**What needs to be done:**
For each line of the data below that holds "JSON", copy the line.
--- start ---
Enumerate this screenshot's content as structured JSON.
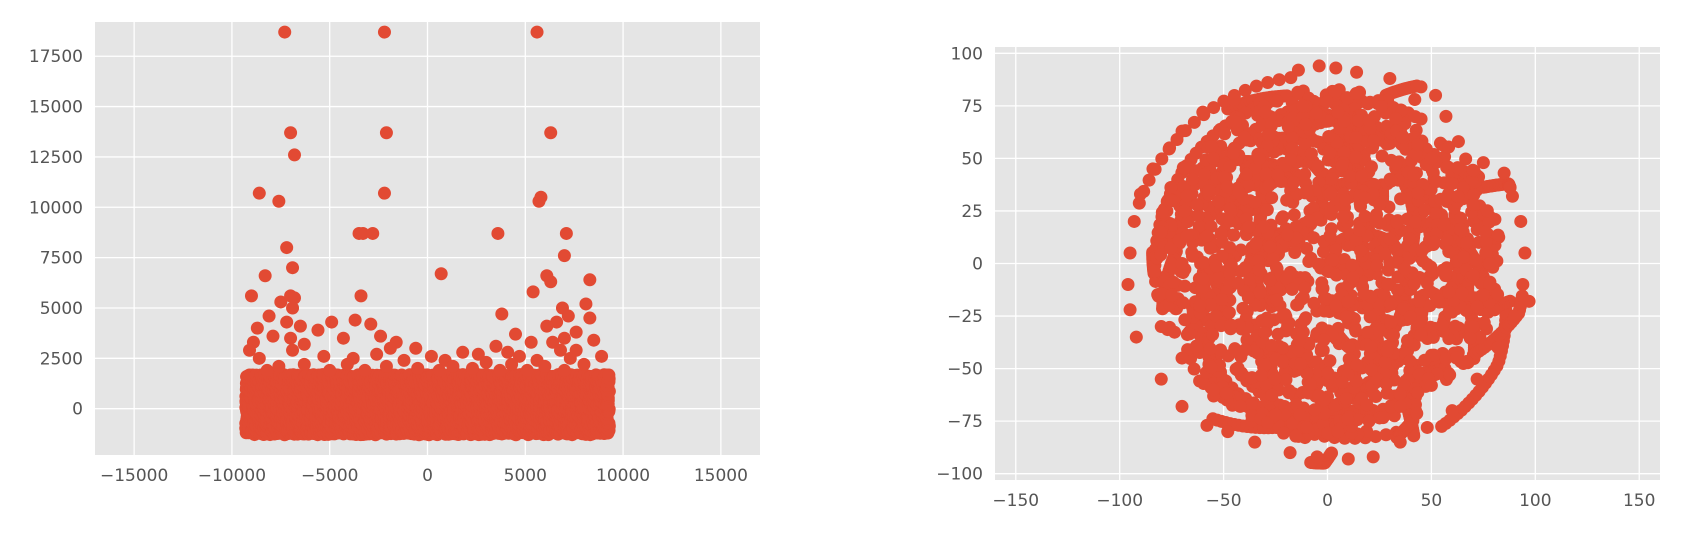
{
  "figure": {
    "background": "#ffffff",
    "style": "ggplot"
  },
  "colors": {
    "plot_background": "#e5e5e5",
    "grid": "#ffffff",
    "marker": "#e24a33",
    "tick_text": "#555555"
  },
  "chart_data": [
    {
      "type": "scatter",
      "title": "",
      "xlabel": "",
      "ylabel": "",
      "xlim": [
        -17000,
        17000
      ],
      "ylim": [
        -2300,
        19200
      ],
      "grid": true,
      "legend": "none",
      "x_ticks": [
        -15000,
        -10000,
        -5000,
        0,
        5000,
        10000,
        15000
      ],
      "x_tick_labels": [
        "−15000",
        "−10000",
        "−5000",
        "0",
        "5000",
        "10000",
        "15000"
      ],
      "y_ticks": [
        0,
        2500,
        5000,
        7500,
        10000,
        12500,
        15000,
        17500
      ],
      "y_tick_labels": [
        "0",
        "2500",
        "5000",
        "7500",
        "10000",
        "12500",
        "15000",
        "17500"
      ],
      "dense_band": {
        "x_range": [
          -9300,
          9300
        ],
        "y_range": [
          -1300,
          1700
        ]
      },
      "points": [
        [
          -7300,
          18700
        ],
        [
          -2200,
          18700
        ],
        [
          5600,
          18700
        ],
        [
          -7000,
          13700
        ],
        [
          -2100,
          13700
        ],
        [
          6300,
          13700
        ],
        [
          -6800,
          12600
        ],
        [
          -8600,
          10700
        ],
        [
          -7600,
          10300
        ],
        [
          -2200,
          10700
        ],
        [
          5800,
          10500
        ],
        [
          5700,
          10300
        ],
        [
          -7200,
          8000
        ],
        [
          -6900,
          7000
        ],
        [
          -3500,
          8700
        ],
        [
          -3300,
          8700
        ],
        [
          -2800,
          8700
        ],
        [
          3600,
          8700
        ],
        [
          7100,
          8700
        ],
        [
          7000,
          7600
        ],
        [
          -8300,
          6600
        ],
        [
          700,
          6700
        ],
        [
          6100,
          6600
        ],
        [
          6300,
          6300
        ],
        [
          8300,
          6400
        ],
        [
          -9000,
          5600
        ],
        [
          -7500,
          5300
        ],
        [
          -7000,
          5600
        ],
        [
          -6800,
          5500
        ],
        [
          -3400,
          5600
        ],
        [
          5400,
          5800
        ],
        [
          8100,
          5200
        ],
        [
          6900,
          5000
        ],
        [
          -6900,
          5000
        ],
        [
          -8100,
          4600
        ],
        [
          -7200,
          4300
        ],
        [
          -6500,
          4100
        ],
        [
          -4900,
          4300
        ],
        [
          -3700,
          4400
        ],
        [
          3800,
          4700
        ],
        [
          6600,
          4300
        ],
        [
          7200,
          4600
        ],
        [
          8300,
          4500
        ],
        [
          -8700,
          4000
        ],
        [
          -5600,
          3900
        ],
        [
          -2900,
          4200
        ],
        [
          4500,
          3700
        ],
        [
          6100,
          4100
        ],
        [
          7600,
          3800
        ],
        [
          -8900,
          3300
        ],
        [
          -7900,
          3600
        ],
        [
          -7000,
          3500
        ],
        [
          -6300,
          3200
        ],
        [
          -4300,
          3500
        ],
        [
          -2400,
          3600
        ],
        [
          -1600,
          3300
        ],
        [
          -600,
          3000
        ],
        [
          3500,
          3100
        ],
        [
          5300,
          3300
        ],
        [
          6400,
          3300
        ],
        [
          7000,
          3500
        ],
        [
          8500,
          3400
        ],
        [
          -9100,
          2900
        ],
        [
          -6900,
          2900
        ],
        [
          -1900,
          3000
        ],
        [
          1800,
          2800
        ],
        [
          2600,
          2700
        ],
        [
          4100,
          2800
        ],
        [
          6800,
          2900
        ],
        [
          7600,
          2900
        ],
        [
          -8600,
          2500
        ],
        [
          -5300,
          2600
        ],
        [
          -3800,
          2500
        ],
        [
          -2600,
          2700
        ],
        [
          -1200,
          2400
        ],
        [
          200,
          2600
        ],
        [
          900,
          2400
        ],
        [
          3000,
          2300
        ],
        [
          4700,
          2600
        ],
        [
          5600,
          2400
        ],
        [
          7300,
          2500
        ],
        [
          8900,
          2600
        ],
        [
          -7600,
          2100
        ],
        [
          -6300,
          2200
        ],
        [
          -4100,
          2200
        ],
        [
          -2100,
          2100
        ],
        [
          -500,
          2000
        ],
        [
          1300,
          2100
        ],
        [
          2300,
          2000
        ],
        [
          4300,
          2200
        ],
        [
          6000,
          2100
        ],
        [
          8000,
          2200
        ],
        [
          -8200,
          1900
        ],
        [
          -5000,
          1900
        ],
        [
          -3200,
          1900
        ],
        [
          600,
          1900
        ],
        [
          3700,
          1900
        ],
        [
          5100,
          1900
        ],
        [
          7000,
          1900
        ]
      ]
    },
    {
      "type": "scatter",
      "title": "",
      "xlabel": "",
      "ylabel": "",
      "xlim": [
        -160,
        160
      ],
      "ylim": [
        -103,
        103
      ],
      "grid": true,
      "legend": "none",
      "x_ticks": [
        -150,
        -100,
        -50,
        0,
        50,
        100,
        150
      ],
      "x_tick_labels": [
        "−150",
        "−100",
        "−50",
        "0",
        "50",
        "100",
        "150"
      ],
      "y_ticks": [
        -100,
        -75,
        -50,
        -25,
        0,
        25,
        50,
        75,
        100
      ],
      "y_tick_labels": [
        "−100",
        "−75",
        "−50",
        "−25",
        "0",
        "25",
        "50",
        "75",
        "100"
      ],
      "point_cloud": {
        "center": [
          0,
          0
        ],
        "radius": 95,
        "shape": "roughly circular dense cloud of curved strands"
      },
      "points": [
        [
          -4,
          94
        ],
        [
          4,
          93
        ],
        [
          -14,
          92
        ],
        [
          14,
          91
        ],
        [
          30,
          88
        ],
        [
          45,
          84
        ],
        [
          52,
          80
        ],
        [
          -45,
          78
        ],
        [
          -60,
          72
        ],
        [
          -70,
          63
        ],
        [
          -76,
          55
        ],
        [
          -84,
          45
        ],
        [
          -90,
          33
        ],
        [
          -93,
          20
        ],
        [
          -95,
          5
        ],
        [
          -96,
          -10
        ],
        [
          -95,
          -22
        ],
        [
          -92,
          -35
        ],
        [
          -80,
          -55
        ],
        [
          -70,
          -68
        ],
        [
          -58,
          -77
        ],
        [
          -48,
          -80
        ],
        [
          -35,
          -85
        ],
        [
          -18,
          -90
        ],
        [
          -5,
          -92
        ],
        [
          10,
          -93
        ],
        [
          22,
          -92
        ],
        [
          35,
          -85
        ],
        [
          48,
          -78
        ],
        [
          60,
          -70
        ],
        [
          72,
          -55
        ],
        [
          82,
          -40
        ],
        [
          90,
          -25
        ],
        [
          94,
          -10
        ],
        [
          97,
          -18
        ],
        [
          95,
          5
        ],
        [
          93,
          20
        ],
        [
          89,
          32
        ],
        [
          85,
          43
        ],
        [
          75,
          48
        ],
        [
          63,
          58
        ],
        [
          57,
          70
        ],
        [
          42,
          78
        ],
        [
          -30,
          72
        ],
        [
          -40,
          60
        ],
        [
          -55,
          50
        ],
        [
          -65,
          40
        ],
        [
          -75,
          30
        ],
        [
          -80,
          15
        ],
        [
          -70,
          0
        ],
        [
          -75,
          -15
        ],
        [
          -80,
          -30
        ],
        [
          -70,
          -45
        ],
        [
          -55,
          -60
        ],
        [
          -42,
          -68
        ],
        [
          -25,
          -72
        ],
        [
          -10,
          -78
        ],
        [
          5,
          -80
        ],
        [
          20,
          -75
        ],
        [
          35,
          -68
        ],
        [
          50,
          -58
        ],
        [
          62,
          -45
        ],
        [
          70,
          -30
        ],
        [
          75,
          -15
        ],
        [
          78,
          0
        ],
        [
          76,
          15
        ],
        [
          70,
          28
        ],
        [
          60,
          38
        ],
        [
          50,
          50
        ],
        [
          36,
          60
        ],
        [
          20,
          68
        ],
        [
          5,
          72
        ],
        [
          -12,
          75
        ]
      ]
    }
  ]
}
--- end ---
--- start ---
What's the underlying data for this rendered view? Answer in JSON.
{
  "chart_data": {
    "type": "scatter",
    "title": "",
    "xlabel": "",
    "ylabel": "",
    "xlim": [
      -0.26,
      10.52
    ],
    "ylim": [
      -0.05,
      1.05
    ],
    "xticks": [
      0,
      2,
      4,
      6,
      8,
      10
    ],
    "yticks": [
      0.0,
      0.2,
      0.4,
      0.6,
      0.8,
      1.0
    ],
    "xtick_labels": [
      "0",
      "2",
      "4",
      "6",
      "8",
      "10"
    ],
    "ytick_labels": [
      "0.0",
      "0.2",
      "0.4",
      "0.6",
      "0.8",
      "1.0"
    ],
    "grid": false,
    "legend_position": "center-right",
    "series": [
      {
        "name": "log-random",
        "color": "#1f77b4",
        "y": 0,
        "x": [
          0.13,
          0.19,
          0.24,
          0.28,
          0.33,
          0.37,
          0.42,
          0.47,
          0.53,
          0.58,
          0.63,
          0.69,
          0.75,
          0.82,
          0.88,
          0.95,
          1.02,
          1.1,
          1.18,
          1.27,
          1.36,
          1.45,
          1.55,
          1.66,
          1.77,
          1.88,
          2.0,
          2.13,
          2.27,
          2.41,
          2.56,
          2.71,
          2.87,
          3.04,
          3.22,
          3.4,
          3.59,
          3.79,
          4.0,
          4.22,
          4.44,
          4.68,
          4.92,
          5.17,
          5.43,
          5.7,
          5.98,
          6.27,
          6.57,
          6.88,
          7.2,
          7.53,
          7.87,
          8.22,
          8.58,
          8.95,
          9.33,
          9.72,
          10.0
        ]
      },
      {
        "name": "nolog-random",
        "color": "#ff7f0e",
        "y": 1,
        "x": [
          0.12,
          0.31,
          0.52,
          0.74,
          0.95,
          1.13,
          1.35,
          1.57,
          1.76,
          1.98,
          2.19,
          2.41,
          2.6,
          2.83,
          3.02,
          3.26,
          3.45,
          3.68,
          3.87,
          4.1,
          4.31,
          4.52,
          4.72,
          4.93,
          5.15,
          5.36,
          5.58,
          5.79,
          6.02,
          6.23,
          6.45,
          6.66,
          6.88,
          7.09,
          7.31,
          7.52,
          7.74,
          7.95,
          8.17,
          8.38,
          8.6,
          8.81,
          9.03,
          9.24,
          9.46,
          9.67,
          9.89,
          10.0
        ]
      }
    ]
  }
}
--- end ---
**Reply:**
Enumerate this screenshot's content as structured JSON.
What's the underlying data for this rendered view? Answer in JSON.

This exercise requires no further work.